**Objective**
Output the records. Match them exactly.
>> START Data lines
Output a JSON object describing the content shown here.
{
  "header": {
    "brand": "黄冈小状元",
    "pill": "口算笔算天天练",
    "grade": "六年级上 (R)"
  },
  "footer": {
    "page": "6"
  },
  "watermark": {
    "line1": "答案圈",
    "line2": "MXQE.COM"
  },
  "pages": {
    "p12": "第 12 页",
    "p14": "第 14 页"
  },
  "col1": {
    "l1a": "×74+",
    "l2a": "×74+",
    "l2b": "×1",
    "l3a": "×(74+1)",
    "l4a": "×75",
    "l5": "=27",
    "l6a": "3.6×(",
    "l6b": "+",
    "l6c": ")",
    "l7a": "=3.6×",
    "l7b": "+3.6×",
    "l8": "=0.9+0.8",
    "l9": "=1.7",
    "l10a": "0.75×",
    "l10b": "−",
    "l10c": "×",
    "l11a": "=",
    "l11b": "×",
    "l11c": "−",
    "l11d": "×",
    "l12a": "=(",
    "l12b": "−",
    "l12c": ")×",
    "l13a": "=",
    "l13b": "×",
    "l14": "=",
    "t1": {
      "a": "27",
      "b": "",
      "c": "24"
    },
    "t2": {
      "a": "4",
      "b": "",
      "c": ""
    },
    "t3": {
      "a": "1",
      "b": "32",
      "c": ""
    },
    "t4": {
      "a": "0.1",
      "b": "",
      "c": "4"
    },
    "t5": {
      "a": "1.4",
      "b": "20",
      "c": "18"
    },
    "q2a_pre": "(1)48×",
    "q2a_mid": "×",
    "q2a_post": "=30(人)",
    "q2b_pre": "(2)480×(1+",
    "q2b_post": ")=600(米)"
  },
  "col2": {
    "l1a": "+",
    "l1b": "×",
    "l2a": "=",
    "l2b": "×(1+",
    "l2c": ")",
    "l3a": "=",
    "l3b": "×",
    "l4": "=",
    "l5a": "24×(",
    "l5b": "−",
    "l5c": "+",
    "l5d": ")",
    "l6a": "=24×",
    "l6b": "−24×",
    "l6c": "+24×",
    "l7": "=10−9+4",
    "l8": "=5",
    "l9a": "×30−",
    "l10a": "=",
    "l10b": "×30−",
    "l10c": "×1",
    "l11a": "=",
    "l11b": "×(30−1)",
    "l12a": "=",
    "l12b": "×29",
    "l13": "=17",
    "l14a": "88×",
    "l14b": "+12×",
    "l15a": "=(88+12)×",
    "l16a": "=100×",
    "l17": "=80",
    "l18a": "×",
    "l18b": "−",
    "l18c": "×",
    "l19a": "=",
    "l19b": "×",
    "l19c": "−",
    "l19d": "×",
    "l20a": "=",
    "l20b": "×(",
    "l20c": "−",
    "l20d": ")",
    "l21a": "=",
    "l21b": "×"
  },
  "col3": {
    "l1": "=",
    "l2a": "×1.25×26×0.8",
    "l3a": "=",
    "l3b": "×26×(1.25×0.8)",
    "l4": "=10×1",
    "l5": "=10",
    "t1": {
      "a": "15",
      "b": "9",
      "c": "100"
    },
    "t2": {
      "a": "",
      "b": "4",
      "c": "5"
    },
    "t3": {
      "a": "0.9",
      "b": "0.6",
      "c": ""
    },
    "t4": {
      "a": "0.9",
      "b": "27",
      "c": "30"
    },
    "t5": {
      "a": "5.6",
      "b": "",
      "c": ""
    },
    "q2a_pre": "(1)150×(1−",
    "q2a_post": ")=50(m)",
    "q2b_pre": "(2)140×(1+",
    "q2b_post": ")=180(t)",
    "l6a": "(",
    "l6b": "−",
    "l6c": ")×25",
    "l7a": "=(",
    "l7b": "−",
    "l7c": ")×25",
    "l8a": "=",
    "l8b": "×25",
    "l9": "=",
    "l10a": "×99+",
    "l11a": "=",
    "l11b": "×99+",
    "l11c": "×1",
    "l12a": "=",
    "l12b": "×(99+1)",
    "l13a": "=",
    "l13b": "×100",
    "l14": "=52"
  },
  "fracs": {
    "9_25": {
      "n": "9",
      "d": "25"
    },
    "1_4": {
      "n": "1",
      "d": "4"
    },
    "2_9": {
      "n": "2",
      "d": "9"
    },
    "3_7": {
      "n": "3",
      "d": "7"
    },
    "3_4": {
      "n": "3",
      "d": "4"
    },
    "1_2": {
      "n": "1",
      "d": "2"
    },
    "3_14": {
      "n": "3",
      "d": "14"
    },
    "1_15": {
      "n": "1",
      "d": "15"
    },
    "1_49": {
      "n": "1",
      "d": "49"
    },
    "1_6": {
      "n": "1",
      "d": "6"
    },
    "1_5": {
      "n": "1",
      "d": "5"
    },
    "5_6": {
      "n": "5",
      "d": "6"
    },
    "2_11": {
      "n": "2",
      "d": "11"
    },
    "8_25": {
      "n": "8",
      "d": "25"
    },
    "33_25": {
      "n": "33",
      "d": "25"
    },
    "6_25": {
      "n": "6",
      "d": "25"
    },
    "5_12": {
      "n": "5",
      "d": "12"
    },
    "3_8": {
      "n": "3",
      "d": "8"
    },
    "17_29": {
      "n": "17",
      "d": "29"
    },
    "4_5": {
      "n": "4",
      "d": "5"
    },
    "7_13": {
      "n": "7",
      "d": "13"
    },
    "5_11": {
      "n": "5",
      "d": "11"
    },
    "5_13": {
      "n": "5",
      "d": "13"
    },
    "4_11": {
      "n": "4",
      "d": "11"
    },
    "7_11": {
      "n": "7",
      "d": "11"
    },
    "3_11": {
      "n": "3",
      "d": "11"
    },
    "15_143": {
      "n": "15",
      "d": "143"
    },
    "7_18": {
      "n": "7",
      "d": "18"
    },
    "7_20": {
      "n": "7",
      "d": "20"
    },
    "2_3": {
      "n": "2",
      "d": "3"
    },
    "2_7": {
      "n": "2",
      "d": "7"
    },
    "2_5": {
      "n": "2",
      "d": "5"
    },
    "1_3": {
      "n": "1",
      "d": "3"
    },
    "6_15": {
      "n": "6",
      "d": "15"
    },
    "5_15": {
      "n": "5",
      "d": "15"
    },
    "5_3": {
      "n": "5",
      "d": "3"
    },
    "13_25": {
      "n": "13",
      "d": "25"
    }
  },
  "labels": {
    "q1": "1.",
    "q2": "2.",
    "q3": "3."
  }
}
>> END Data lines
**Result of this task**
Output a JSON object describing the content shown here.
{
  "header": {
    "brand": "黄冈小状元",
    "pill": "口算笔算天天练",
    "grade": "六年级上 (R)"
  },
  "footer": {
    "page": "6"
  },
  "watermark": {
    "line1": "答案圈",
    "line2": "MXQE.COM"
  },
  "pages": {
    "p12": "第 12 页",
    "p14": "第 14 页"
  },
  "col1": {
    "l1a": "×74+",
    "l2a": "×74+",
    "l2b": "×1",
    "l3a": "×(74+1)",
    "l4a": "×75",
    "l5": "=27",
    "l6a": "3.6×(",
    "l6b": "+",
    "l6c": ")",
    "l7a": "=3.6×",
    "l7b": "+3.6×",
    "l8": "=0.9+0.8",
    "l9": "=1.7",
    "l10a": "0.75×",
    "l10b": "−",
    "l10c": "×",
    "l11a": "=",
    "l11b": "×",
    "l11c": "−",
    "l11d": "×",
    "l12a": "=(",
    "l12b": "−",
    "l12c": ")×",
    "l13a": "=",
    "l13b": "×",
    "l14": "=",
    "t1": {
      "a": "27",
      "b": "",
      "c": "24"
    },
    "t2": {
      "a": "4",
      "b": "",
      "c": ""
    },
    "t3": {
      "a": "1",
      "b": "32",
      "c": ""
    },
    "t4": {
      "a": "0.1",
      "b": "",
      "c": "4"
    },
    "t5": {
      "a": "1.4",
      "b": "20",
      "c": "18"
    },
    "q2a_pre": "(1)48×",
    "q2a_mid": "×",
    "q2a_post": "=30(人)",
    "q2b_pre": "(2)480×(1+",
    "q2b_post": ")=600(米)"
  },
  "col2": {
    "l1a": "+",
    "l1b": "×",
    "l2a": "=",
    "l2b": "×(1+",
    "l2c": ")",
    "l3a": "=",
    "l3b": "×",
    "l4": "=",
    "l5a": "24×(",
    "l5b": "−",
    "l5c": "+",
    "l5d": ")",
    "l6a": "=24×",
    "l6b": "−24×",
    "l6c": "+24×",
    "l7": "=10−9+4",
    "l8": "=5",
    "l9a": "×30−",
    "l10a": "=",
    "l10b": "×30−",
    "l10c": "×1",
    "l11a": "=",
    "l11b": "×(30−1)",
    "l12a": "=",
    "l12b": "×29",
    "l13": "=17",
    "l14a": "88×",
    "l14b": "+12×",
    "l15a": "=(88+12)×",
    "l16a": "=100×",
    "l17": "=80",
    "l18a": "×",
    "l18b": "−",
    "l18c": "×",
    "l19a": "=",
    "l19b": "×",
    "l19c": "−",
    "l19d": "×",
    "l20a": "=",
    "l20b": "×(",
    "l20c": "−",
    "l20d": ")",
    "l21a": "=",
    "l21b": "×"
  },
  "col3": {
    "l1": "=",
    "l2a": "×1.25×26×0.8",
    "l3a": "=",
    "l3b": "×26×(1.25×0.8)",
    "l4": "=10×1",
    "l5": "=10",
    "t1": {
      "a": "15",
      "b": "9",
      "c": "100"
    },
    "t2": {
      "a": "",
      "b": "4",
      "c": "5"
    },
    "t3": {
      "a": "0.9",
      "b": "0.6",
      "c": ""
    },
    "t4": {
      "a": "0.9",
      "b": "27",
      "c": "30"
    },
    "t5": {
      "a": "5.6",
      "b": "",
      "c": ""
    },
    "q2a_pre": "(1)150×(1−",
    "q2a_post": ")=50(m)",
    "q2b_pre": "(2)140×(1+",
    "q2b_post": ")=180(t)",
    "l6a": "(",
    "l6b": "−",
    "l6c": ")×25",
    "l7a": "=(",
    "l7b": "−",
    "l7c": ")×25",
    "l8a": "=",
    "l8b": "×25",
    "l9": "=",
    "l10a": "×99+",
    "l11a": "=",
    "l11b": "×99+",
    "l11c": "×1",
    "l12a": "=",
    "l12b": "×(99+1)",
    "l13a": "=",
    "l13b": "×100",
    "l14": "=52"
  },
  "fracs": {
    "9_25": {
      "n": "9",
      "d": "25"
    },
    "1_4": {
      "n": "1",
      "d": "4"
    },
    "2_9": {
      "n": "2",
      "d": "9"
    },
    "3_7": {
      "n": "3",
      "d": "7"
    },
    "3_4": {
      "n": "3",
      "d": "4"
    },
    "1_2": {
      "n": "1",
      "d": "2"
    },
    "3_14": {
      "n": "3",
      "d": "14"
    },
    "1_15": {
      "n": "1",
      "d": "15"
    },
    "1_49": {
      "n": "1",
      "d": "49"
    },
    "1_6": {
      "n": "1",
      "d": "6"
    },
    "1_5": {
      "n": "1",
      "d": "5"
    },
    "5_6": {
      "n": "5",
      "d": "6"
    },
    "2_11": {
      "n": "2",
      "d": "11"
    },
    "8_25": {
      "n": "8",
      "d": "25"
    },
    "33_25": {
      "n": "33",
      "d": "25"
    },
    "6_25": {
      "n": "6",
      "d": "25"
    },
    "5_12": {
      "n": "5",
      "d": "12"
    },
    "3_8": {
      "n": "3",
      "d": "8"
    },
    "17_29": {
      "n": "17",
      "d": "29"
    },
    "4_5": {
      "n": "4",
      "d": "5"
    },
    "7_13": {
      "n": "7",
      "d": "13"
    },
    "5_11": {
      "n": "5",
      "d": "11"
    },
    "5_13": {
      "n": "5",
      "d": "13"
    },
    "4_11": {
      "n": "4",
      "d": "11"
    },
    "7_11": {
      "n": "7",
      "d": "11"
    },
    "3_11": {
      "n": "3",
      "d": "11"
    },
    "15_143": {
      "n": "15",
      "d": "143"
    },
    "7_18": {
      "n": "7",
      "d": "18"
    },
    "7_20": {
      "n": "7",
      "d": "20"
    },
    "2_3": {
      "n": "2",
      "d": "3"
    },
    "2_7": {
      "n": "2",
      "d": "7"
    },
    "2_5": {
      "n": "2",
      "d": "5"
    },
    "1_3": {
      "n": "1",
      "d": "3"
    },
    "6_15": {
      "n": "6",
      "d": "15"
    },
    "5_15": {
      "n": "5",
      "d": "15"
    },
    "5_3": {
      "n": "5",
      "d": "3"
    },
    "13_25": {
      "n": "13",
      "d": "25"
    }
  },
  "labels": {
    "q1": "1.",
    "q2": "2.",
    "q3": "3."
  }
}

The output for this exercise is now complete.